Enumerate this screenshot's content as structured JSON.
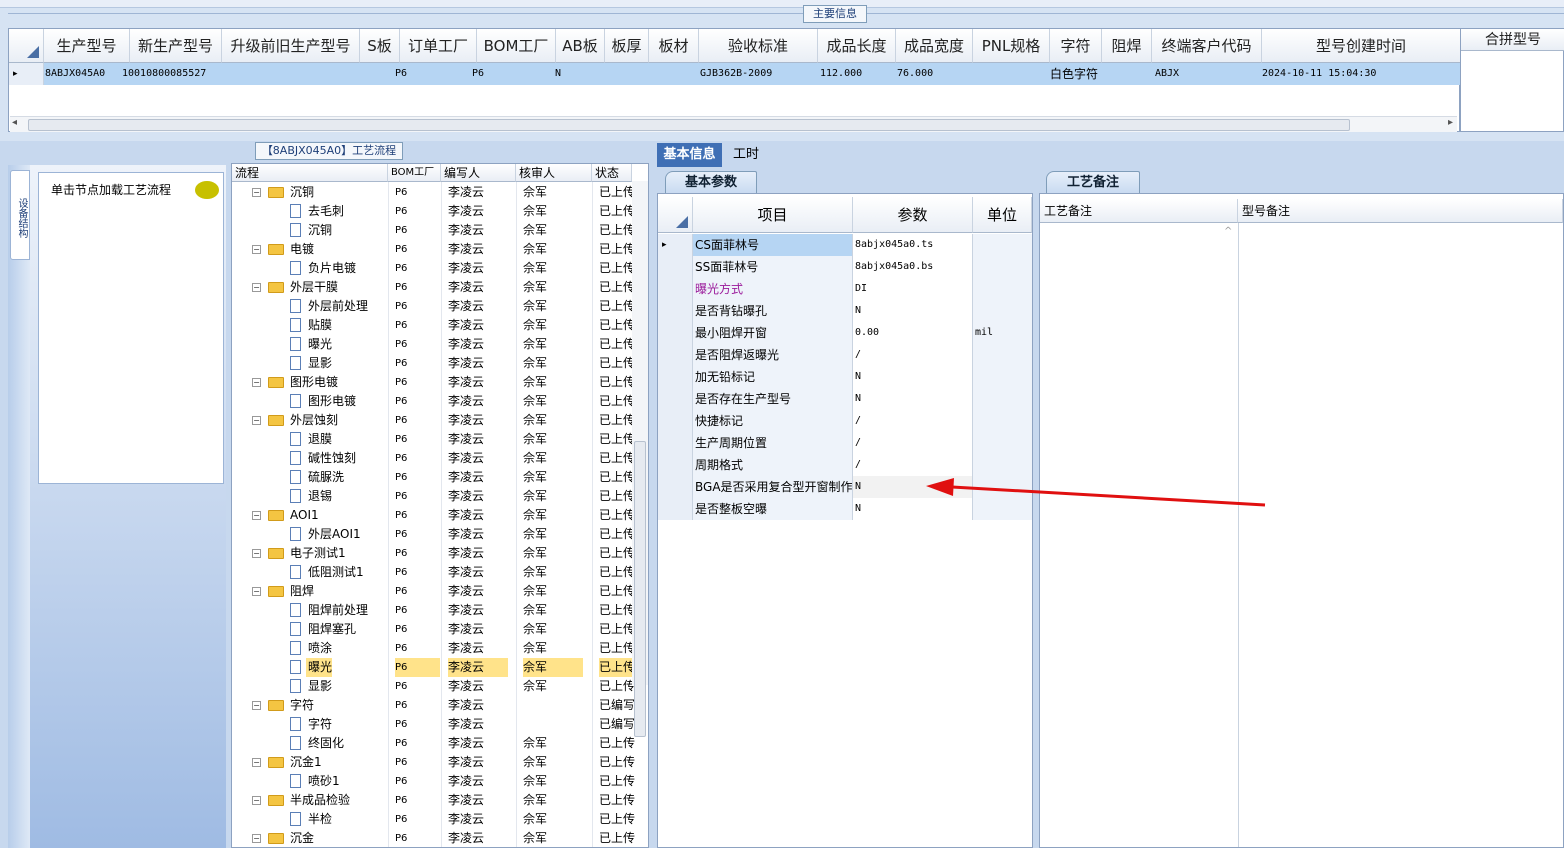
{
  "main_info": {
    "caption": "主要信息",
    "headers": [
      "生产型号",
      "新生产型号",
      "升级前旧生产型号",
      "S板",
      "订单工厂",
      "BOM工厂",
      "AB板",
      "板厚",
      "板材",
      "验收标准",
      "成品长度",
      "成品宽度",
      "PNL规格",
      "字符",
      "阻焊",
      "终端客户代码",
      "型号创建时间"
    ],
    "row": {
      "marker": "▸",
      "prod_model": "8ABJX045A0",
      "new_model": "10010800085527",
      "order_factory": "P6",
      "bom_factory": "P6",
      "ab_board": "N",
      "acceptance": "GJB362B-2009",
      "length": "112.000",
      "width": "76.000",
      "character": "白色字符",
      "customer_code": "ABJX",
      "created": "2024-10-11 15:04:30"
    },
    "merge_header": "合拼型号",
    "scroll_left": "◂",
    "scroll_right": "▸"
  },
  "left_panel": {
    "vtab": "设备结构",
    "hint": "单击节点加载工艺流程"
  },
  "process": {
    "caption": "【8ABJX045A0】工艺流程",
    "headers": [
      "流程",
      "BOM工厂",
      "编写人",
      "核审人",
      "状态"
    ],
    "rows": [
      {
        "level": 1,
        "name": "沉铜",
        "bom": "P6",
        "writer": "李凌云",
        "checker": "佘军",
        "status": "已上传"
      },
      {
        "level": 2,
        "name": "去毛刺",
        "bom": "P6",
        "writer": "李凌云",
        "checker": "佘军",
        "status": "已上传"
      },
      {
        "level": 2,
        "name": "沉铜",
        "bom": "P6",
        "writer": "李凌云",
        "checker": "佘军",
        "status": "已上传"
      },
      {
        "level": 1,
        "name": "电镀",
        "bom": "P6",
        "writer": "李凌云",
        "checker": "佘军",
        "status": "已上传"
      },
      {
        "level": 2,
        "name": "负片电镀",
        "bom": "P6",
        "writer": "李凌云",
        "checker": "佘军",
        "status": "已上传"
      },
      {
        "level": 1,
        "name": "外层干膜",
        "bom": "P6",
        "writer": "李凌云",
        "checker": "佘军",
        "status": "已上传"
      },
      {
        "level": 2,
        "name": "外层前处理",
        "bom": "P6",
        "writer": "李凌云",
        "checker": "佘军",
        "status": "已上传"
      },
      {
        "level": 2,
        "name": "贴膜",
        "bom": "P6",
        "writer": "李凌云",
        "checker": "佘军",
        "status": "已上传"
      },
      {
        "level": 2,
        "name": "曝光",
        "bom": "P6",
        "writer": "李凌云",
        "checker": "佘军",
        "status": "已上传"
      },
      {
        "level": 2,
        "name": "显影",
        "bom": "P6",
        "writer": "李凌云",
        "checker": "佘军",
        "status": "已上传"
      },
      {
        "level": 1,
        "name": "图形电镀",
        "bom": "P6",
        "writer": "李凌云",
        "checker": "佘军",
        "status": "已上传"
      },
      {
        "level": 2,
        "name": "图形电镀",
        "bom": "P6",
        "writer": "李凌云",
        "checker": "佘军",
        "status": "已上传"
      },
      {
        "level": 1,
        "name": "外层蚀刻",
        "bom": "P6",
        "writer": "李凌云",
        "checker": "佘军",
        "status": "已上传"
      },
      {
        "level": 2,
        "name": "退膜",
        "bom": "P6",
        "writer": "李凌云",
        "checker": "佘军",
        "status": "已上传"
      },
      {
        "level": 2,
        "name": "碱性蚀刻",
        "bom": "P6",
        "writer": "李凌云",
        "checker": "佘军",
        "status": "已上传"
      },
      {
        "level": 2,
        "name": "硫脲洗",
        "bom": "P6",
        "writer": "李凌云",
        "checker": "佘军",
        "status": "已上传"
      },
      {
        "level": 2,
        "name": "退锡",
        "bom": "P6",
        "writer": "李凌云",
        "checker": "佘军",
        "status": "已上传"
      },
      {
        "level": 1,
        "name": "AOI1",
        "bom": "P6",
        "writer": "李凌云",
        "checker": "佘军",
        "status": "已上传"
      },
      {
        "level": 2,
        "name": "外层AOI1",
        "bom": "P6",
        "writer": "李凌云",
        "checker": "佘军",
        "status": "已上传"
      },
      {
        "level": 1,
        "name": "电子测试1",
        "bom": "P6",
        "writer": "李凌云",
        "checker": "佘军",
        "status": "已上传"
      },
      {
        "level": 2,
        "name": "低阻测试1",
        "bom": "P6",
        "writer": "李凌云",
        "checker": "佘军",
        "status": "已上传"
      },
      {
        "level": 1,
        "name": "阻焊",
        "bom": "P6",
        "writer": "李凌云",
        "checker": "佘军",
        "status": "已上传"
      },
      {
        "level": 2,
        "name": "阻焊前处理",
        "bom": "P6",
        "writer": "李凌云",
        "checker": "佘军",
        "status": "已上传"
      },
      {
        "level": 2,
        "name": "阻焊塞孔",
        "bom": "P6",
        "writer": "李凌云",
        "checker": "佘军",
        "status": "已上传"
      },
      {
        "level": 2,
        "name": "喷涂",
        "bom": "P6",
        "writer": "李凌云",
        "checker": "佘军",
        "status": "已上传"
      },
      {
        "level": 2,
        "name": "曝光",
        "bom": "P6",
        "writer": "李凌云",
        "checker": "佘军",
        "status": "已上传",
        "selected": true
      },
      {
        "level": 2,
        "name": "显影",
        "bom": "P6",
        "writer": "李凌云",
        "checker": "佘军",
        "status": "已上传"
      },
      {
        "level": 1,
        "name": "字符",
        "bom": "P6",
        "writer": "李凌云",
        "checker": "",
        "status": "已编写"
      },
      {
        "level": 2,
        "name": "字符",
        "bom": "P6",
        "writer": "李凌云",
        "checker": "",
        "status": "已编写"
      },
      {
        "level": 2,
        "name": "终固化",
        "bom": "P6",
        "writer": "李凌云",
        "checker": "佘军",
        "status": "已上传"
      },
      {
        "level": 1,
        "name": "沉金1",
        "bom": "P6",
        "writer": "李凌云",
        "checker": "佘军",
        "status": "已上传"
      },
      {
        "level": 2,
        "name": "喷砂1",
        "bom": "P6",
        "writer": "李凌云",
        "checker": "佘军",
        "status": "已上传"
      },
      {
        "level": 1,
        "name": "半成品检验",
        "bom": "P6",
        "writer": "李凌云",
        "checker": "佘军",
        "status": "已上传"
      },
      {
        "level": 2,
        "name": "半检",
        "bom": "P6",
        "writer": "李凌云",
        "checker": "佘军",
        "status": "已上传"
      },
      {
        "level": 1,
        "name": "沉金",
        "bom": "P6",
        "writer": "李凌云",
        "checker": "佘军",
        "status": "已上传"
      }
    ]
  },
  "right": {
    "tabs": [
      "基本信息",
      "工时"
    ],
    "subtab_basic": "基本参数",
    "subtab_note": "工艺备注",
    "param_headers": [
      "项目",
      "参数",
      "单位"
    ],
    "params": [
      {
        "item": "CS面菲林号",
        "value": "8abjx045a0.ts",
        "unit": "",
        "marker": "▸",
        "highlight": true
      },
      {
        "item": "SS面菲林号",
        "value": "8abjx045a0.bs",
        "unit": ""
      },
      {
        "item": "曝光方式",
        "value": "DI",
        "unit": "",
        "purple": true
      },
      {
        "item": "是否背钻曝孔",
        "value": "N",
        "unit": ""
      },
      {
        "item": "最小阻焊开窗",
        "value": "0.00",
        "unit": "mil"
      },
      {
        "item": "是否阻焊返曝光",
        "value": "/",
        "unit": ""
      },
      {
        "item": "加无铅标记",
        "value": "N",
        "unit": ""
      },
      {
        "item": "是否存在生产型号",
        "value": "N",
        "unit": ""
      },
      {
        "item": "快捷标记",
        "value": "/",
        "unit": ""
      },
      {
        "item": "生产周期位置",
        "value": "/",
        "unit": ""
      },
      {
        "item": "周期格式",
        "value": "/",
        "unit": ""
      },
      {
        "item": "BGA是否采用复合型开窗制作",
        "value": "N",
        "unit": ""
      },
      {
        "item": "是否整板空曝",
        "value": "N",
        "unit": ""
      }
    ],
    "note_headers": [
      "工艺备注",
      "型号备注"
    ]
  },
  "colors": {
    "accent": "#3f6fb5",
    "selected_row": "#b6d5f3",
    "tree_sel": "#ffe38a",
    "arrow": "#e01010",
    "purple": "#9b1a9b"
  }
}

(EXERCISE OBJECTIVE)
Extract every line above that contains the word "caption".

(RESULT OF THE EXERCISE)
    "caption": "主要信息",
    "caption": "【8ABJX045A0】工艺流程",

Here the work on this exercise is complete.